Saved entries:
● ● ●

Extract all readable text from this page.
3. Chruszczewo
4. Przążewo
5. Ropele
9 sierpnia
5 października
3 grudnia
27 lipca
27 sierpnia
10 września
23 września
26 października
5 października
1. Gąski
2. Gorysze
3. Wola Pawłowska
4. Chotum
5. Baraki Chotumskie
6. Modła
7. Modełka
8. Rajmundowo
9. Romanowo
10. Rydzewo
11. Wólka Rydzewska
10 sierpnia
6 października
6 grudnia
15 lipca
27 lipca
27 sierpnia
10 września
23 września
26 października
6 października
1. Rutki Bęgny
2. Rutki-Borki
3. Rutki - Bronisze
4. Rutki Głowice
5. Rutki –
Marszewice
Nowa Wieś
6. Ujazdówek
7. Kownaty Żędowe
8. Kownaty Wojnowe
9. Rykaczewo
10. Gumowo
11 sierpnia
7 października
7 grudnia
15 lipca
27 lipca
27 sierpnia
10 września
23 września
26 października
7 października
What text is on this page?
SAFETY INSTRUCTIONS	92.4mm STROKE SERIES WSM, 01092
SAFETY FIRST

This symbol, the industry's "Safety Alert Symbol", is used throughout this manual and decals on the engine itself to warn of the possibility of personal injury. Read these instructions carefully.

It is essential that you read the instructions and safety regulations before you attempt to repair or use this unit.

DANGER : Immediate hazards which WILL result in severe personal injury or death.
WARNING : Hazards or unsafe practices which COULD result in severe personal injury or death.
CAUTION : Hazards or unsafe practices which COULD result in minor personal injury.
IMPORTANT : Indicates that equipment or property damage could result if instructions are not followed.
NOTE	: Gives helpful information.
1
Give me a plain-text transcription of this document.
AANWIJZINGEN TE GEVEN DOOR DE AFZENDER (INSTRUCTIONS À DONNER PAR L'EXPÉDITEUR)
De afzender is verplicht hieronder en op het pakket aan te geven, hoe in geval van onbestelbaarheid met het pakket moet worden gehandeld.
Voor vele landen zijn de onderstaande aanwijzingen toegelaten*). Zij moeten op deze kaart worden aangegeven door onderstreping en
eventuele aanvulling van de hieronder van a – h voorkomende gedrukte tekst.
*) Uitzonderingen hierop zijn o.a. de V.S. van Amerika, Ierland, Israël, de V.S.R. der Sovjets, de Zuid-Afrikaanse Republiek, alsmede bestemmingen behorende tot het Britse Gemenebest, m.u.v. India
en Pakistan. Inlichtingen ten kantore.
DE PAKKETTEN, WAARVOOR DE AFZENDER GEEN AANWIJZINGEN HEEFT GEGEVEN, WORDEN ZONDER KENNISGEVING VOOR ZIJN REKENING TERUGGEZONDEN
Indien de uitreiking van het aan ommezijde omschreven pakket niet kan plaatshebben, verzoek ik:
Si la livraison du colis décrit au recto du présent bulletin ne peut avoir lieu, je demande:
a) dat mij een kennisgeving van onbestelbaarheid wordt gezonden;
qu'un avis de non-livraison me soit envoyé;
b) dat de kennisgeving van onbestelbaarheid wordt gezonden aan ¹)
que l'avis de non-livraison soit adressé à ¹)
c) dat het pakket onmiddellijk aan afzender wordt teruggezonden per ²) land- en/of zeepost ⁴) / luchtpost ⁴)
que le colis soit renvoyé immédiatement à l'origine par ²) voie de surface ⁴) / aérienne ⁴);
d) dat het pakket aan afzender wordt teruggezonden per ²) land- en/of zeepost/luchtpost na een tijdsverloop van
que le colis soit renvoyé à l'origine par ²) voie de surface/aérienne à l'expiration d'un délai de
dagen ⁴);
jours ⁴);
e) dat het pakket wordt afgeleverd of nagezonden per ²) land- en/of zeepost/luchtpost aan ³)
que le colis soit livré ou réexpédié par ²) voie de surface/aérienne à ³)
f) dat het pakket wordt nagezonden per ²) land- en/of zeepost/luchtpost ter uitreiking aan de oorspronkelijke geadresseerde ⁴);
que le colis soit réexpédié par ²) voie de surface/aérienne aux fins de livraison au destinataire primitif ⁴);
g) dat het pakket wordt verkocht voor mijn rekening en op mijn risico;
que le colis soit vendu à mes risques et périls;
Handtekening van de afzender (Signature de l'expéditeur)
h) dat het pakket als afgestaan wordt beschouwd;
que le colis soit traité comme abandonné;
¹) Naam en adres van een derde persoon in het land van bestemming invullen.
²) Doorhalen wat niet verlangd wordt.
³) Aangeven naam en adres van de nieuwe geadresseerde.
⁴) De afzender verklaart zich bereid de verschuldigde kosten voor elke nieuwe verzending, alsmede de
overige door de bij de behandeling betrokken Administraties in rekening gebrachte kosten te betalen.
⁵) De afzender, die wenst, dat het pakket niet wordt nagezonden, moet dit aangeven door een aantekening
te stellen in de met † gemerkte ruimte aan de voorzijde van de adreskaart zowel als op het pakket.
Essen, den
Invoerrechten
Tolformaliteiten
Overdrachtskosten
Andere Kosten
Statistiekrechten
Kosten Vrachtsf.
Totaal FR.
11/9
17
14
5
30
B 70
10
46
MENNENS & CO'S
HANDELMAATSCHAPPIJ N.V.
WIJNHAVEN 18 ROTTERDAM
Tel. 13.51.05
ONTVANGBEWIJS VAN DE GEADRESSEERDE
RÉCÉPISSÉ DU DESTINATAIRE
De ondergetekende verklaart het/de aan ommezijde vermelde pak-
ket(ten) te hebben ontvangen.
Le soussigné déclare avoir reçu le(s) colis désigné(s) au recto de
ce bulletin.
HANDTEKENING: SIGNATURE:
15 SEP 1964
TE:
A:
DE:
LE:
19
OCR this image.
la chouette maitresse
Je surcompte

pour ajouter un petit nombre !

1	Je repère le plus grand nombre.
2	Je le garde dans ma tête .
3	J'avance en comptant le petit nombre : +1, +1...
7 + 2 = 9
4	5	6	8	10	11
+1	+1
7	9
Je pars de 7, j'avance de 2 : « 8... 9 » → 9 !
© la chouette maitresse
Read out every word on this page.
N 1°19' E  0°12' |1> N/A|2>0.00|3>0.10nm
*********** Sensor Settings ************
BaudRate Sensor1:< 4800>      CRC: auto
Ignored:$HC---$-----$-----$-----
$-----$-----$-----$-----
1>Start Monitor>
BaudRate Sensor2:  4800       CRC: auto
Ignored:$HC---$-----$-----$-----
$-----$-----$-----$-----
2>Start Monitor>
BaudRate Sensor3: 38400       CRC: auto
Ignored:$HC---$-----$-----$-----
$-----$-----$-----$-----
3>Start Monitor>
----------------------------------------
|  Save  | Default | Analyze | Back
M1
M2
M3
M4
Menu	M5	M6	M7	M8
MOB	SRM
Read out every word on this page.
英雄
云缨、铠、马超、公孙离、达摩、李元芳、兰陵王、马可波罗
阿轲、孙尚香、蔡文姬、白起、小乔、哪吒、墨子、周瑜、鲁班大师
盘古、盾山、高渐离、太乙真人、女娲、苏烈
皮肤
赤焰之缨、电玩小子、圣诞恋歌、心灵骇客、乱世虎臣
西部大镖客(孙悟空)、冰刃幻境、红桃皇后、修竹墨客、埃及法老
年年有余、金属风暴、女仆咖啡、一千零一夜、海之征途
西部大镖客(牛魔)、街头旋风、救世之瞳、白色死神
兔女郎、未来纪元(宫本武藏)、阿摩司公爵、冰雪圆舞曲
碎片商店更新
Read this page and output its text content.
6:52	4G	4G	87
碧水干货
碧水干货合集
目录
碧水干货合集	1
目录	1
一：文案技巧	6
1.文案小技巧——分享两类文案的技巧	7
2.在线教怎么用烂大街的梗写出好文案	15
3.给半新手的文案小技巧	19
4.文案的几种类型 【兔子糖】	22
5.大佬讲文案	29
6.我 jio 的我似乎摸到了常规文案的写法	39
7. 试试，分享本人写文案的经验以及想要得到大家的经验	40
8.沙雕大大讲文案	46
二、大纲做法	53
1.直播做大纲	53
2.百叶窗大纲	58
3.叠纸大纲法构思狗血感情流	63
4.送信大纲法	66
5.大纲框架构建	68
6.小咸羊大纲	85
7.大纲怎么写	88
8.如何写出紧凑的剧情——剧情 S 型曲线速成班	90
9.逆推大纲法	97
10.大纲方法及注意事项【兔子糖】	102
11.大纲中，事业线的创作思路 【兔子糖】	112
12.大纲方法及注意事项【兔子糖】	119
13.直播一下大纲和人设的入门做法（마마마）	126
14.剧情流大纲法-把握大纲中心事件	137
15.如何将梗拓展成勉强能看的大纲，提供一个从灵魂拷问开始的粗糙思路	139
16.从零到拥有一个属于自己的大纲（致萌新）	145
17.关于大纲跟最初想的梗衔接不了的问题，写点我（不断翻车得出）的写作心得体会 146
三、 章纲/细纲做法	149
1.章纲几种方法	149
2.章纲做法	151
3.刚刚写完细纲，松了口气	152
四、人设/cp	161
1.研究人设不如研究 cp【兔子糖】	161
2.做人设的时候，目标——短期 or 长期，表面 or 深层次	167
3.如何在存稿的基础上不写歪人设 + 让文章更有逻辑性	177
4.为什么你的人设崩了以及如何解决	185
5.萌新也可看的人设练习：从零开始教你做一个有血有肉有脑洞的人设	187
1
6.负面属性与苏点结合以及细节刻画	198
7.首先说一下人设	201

● ● ●

#### Task requirements:
From the entries above, extract each line containing "recto".

#### The reply:
Si la livraison du colis décrit au recto du présent bulletin ne peut avoir lieu, je demande:
Le soussigné déclare avoir reçu le(s) colis désigné(s) au recto de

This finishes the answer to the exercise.